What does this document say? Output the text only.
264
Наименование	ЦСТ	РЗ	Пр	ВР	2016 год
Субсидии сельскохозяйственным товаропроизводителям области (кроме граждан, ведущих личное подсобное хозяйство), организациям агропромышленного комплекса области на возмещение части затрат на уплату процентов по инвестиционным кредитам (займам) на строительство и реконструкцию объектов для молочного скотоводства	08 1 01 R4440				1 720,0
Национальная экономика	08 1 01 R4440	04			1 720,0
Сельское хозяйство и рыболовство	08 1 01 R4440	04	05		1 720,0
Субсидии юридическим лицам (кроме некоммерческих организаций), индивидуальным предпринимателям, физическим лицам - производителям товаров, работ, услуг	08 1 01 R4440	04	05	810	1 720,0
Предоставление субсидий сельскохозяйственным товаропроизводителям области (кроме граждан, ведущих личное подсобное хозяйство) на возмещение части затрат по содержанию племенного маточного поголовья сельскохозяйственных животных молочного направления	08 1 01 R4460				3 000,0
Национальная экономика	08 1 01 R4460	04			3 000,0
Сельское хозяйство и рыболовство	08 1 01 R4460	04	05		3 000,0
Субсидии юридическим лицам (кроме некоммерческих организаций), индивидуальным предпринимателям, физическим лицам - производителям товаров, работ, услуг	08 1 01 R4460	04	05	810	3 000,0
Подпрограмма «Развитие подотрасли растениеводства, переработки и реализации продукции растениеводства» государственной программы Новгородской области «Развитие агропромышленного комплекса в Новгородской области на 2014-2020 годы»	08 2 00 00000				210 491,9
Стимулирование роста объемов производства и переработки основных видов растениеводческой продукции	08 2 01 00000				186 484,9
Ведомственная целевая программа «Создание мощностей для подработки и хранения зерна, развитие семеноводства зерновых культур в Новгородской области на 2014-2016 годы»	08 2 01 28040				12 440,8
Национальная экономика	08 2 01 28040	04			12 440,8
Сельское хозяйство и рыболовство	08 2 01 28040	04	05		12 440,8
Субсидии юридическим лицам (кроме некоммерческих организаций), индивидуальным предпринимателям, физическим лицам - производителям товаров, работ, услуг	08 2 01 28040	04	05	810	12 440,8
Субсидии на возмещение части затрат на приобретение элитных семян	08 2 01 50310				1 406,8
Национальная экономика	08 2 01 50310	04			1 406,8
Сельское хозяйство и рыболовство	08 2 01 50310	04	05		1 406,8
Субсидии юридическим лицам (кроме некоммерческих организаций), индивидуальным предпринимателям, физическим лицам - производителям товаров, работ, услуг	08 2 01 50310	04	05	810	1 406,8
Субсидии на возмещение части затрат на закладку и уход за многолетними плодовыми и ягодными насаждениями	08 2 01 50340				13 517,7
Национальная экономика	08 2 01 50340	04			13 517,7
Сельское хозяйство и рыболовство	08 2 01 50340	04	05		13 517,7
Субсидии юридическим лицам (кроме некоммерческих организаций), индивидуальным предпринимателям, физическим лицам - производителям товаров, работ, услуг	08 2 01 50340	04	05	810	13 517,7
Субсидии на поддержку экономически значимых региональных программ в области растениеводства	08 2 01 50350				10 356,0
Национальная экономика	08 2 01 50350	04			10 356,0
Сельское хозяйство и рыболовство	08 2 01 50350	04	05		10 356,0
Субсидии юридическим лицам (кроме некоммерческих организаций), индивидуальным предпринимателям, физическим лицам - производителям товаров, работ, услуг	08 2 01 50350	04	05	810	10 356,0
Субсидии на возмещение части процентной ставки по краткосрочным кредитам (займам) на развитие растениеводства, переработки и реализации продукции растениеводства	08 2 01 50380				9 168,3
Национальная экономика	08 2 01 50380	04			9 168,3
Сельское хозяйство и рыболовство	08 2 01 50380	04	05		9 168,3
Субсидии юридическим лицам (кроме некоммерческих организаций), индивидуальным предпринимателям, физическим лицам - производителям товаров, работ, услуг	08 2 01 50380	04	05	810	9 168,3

#####

Retype every entry above, word for word.

What does this document say? Output the text only.
264
Наименование	ЦСТ	РЗ	Пр	ВР	2016 год
Субсидии сельскохозяйственным товаропроизводителям области (кроме граждан, ведущих личное подсобное хозяйство), организациям агропромышленного комплекса области на возмещение части затрат на уплату процентов по инвестиционным кредитам (займам) на строительство и реконструкцию объектов для молочного скотоводства	08 1 01 R4440				1 720,0
Национальная экономика	08 1 01 R4440	04			1 720,0
Сельское хозяйство и рыболовство	08 1 01 R4440	04	05		1 720,0
Субсидии юридическим лицам (кроме некоммерческих организаций), индивидуальным предпринимателям, физическим лицам - производителям товаров, работ, услуг	08 1 01 R4440	04	05	810	1 720,0
Предоставление субсидий сельскохозяйственным товаропроизводителям области (кроме граждан, ведущих личное подсобное хозяйство) на возмещение части затрат по содержанию племенного маточного поголовья сельскохозяйственных животных молочного направления	08 1 01 R4460				3 000,0
Национальная экономика	08 1 01 R4460	04			3 000,0
Сельское хозяйство и рыболовство	08 1 01 R4460	04	05		3 000,0
Субсидии юридическим лицам (кроме некоммерческих организаций), индивидуальным предпринимателям, физическим лицам - производителям товаров, работ, услуг	08 1 01 R4460	04	05	810	3 000,0
Подпрограмма «Развитие подотрасли растениеводства, переработки и реализации продукции растениеводства» государственной программы Новгородской области «Развитие агропромышленного комплекса в Новгородской области на 2014-2020 годы»	08 2 00 00000				210 491,9
Стимулирование роста объемов производства и переработки основных видов растениеводческой продукции	08 2 01 00000				186 484,9
Ведомственная целевая программа «Создание мощностей для подработки и хранения зерна, развитие семеноводства зерновых культур в Новгородской области на 2014-2016 годы»	08 2 01 28040				12 440,8
Национальная экономика	08 2 01 28040	04			12 440,8
Сельское хозяйство и рыболовство	08 2 01 28040	04	05		12 440,8
Субсидии юридическим лицам (кроме некоммерческих организаций), индивидуальным предпринимателям, физическим лицам - производителям товаров, работ, услуг	08 2 01 28040	04	05	810	12 440,8
Субсидии на возмещение части затрат на приобретение элитных семян	08 2 01 50310				1 406,8
Национальная экономика	08 2 01 50310	04			1 406,8
Сельское хозяйство и рыболовство	08 2 01 50310	04	05		1 406,8
Субсидии юридическим лицам (кроме некоммерческих организаций), индивидуальным предпринимателям, физическим лицам - производителям товаров, работ, услуг	08 2 01 50310	04	05	810	1 406,8
Субсидии на возмещение части затрат на закладку и уход за многолетними плодовыми и ягодными насаждениями	08 2 01 50340				13 517,7
Национальная экономика	08 2 01 50340	04			13 517,7
Сельское хозяйство и рыболовство	08 2 01 50340	04	05		13 517,7
Субсидии юридическим лицам (кроме некоммерческих организаций), индивидуальным предпринимателям, физическим лицам - производителям товаров, работ, услуг	08 2 01 50340	04	05	810	13 517,7
Субсидии на поддержку экономически значимых региональных программ в области растениеводства	08 2 01 50350				10 356,0
Национальная экономика	08 2 01 50350	04			10 356,0
Сельское хозяйство и рыболовство	08 2 01 50350	04	05		10 356,0
Субсидии юридическим лицам (кроме некоммерческих организаций), индивидуальным предпринимателям, физическим лицам - производителям товаров, работ, услуг	08 2 01 50350	04	05	810	10 356,0
Субсидии на возмещение части процентной ставки по краткосрочным кредитам (займам) на развитие растениеводства, переработки и реализации продукции растениеводства	08 2 01 50380				9 168,3
Национальная экономика	08 2 01 50380	04			9 168,3
Сельское хозяйство и рыболовство	08 2 01 50380	04	05		9 168,3
Субсидии юридическим лицам (кроме некоммерческих организаций), индивидуальным предпринимателям, физическим лицам - производителям товаров, работ, услуг	08 2 01 50380	04	05	810	9 168,3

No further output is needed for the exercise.